Task to complete: Write out all of the entries exactly as given.

Given records:
################

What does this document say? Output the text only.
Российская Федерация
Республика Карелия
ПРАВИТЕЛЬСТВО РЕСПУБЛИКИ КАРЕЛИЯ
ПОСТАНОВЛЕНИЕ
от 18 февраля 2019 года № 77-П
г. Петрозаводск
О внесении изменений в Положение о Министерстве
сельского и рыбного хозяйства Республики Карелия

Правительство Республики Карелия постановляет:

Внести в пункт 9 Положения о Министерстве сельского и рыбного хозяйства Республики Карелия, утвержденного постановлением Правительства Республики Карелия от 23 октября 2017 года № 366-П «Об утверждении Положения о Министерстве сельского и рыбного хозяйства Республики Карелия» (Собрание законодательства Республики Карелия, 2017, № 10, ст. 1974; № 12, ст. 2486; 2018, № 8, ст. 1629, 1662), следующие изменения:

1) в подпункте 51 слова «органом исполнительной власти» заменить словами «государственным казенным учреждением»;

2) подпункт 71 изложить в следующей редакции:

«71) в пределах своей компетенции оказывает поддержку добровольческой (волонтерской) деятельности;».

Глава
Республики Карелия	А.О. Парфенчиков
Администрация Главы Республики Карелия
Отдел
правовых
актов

################

Result:
What does this document say? Output the text only.
Российская Федерация
Республика Карелия
ПРАВИТЕЛЬСТВО РЕСПУБЛИКИ КАРЕЛИЯ
ПОСТАНОВЛЕНИЕ
от 18 февраля 2019 года № 77-П
г. Петрозаводск
О внесении изменений в Положение о Министерстве
сельского и рыбного хозяйства Республики Карелия

Правительство Республики Карелия постановляет:

Внести в пункт 9 Положения о Министерстве сельского и рыбного хозяйства Республики Карелия, утвержденного постановлением Правительства Республики Карелия от 23 октября 2017 года № 366-П «Об утверждении Положения о Министерстве сельского и рыбного хозяйства Республики Карелия» (Собрание законодательства Республики Карелия, 2017, № 10, ст. 1974; № 12, ст. 2486; 2018, № 8, ст. 1629, 1662), следующие изменения:

1) в подпункте 51 слова «органом исполнительной власти» заменить словами «государственным казенным учреждением»;

2) подпункт 71 изложить в следующей редакции:

«71) в пределах своей компетенции оказывает поддержку добровольческой (волонтерской) деятельности;».

Глава
Республики Карелия	А.О. Парфенчиков
Администрация Главы Республики Карелия
Отдел
правовых
актов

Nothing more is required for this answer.